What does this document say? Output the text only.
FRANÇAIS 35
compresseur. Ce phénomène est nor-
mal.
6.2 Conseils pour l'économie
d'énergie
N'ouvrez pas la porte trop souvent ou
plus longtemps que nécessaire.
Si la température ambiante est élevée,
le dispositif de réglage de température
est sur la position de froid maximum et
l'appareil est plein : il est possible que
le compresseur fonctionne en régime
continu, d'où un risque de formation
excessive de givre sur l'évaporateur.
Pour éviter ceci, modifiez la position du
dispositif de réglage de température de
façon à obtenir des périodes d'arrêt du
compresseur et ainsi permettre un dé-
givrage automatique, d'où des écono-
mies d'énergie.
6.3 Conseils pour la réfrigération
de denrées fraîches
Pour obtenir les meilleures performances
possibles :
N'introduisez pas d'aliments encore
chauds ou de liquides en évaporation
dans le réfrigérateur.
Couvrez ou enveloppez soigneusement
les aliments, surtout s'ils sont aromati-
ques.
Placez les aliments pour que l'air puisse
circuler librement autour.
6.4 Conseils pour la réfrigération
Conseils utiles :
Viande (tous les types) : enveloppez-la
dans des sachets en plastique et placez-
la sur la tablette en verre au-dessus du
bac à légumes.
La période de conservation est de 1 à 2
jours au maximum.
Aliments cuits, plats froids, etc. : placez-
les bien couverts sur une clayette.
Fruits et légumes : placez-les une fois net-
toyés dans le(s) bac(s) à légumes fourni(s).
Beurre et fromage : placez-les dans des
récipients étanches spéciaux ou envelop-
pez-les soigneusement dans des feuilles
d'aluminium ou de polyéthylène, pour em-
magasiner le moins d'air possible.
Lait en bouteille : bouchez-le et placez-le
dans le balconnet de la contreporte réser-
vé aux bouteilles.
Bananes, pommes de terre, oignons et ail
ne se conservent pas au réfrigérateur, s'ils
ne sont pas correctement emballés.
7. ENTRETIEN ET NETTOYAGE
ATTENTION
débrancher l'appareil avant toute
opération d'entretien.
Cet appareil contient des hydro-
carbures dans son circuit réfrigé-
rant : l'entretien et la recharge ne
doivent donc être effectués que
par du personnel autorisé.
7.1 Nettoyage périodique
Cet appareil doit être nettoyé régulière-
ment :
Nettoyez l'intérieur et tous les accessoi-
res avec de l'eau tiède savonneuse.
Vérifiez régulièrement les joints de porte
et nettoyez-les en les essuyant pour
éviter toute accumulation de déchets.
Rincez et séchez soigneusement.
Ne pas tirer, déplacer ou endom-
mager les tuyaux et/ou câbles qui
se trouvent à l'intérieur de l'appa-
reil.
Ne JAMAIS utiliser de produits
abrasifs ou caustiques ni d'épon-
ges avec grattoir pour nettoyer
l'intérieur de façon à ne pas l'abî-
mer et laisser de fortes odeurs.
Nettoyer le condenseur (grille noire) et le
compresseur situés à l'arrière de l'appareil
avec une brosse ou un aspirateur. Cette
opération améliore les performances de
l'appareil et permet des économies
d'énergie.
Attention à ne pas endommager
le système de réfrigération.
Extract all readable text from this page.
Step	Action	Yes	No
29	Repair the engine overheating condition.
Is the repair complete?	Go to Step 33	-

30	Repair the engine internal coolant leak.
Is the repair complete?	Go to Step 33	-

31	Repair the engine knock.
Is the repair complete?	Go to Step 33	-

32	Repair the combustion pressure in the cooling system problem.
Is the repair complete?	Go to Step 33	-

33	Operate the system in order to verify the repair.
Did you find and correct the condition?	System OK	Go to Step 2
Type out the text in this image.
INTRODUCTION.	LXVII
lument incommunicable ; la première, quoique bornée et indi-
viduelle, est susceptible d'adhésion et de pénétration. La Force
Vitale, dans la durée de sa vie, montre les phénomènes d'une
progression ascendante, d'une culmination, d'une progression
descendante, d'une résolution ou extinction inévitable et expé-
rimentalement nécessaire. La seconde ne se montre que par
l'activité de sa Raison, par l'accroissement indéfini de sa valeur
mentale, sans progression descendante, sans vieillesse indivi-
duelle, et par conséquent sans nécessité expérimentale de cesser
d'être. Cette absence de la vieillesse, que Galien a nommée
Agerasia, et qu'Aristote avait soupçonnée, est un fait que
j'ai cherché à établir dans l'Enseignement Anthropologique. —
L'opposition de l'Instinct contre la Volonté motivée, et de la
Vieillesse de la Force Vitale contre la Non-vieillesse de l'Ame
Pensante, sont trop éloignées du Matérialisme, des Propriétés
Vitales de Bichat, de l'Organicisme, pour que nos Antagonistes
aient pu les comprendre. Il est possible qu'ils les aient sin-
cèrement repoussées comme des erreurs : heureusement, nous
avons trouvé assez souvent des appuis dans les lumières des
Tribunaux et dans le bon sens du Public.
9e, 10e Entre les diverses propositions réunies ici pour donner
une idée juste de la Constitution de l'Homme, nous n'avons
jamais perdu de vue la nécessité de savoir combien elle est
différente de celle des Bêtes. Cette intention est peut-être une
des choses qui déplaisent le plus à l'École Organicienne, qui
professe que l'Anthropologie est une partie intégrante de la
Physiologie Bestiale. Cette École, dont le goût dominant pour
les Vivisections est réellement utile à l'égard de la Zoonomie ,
_ _ _ _
Set problem:
Display every line of the listing that contains the string "text".

Exercise solution:
What does this document say? Output the text only.
Extract all readable text from this page.
Type out the text in this image.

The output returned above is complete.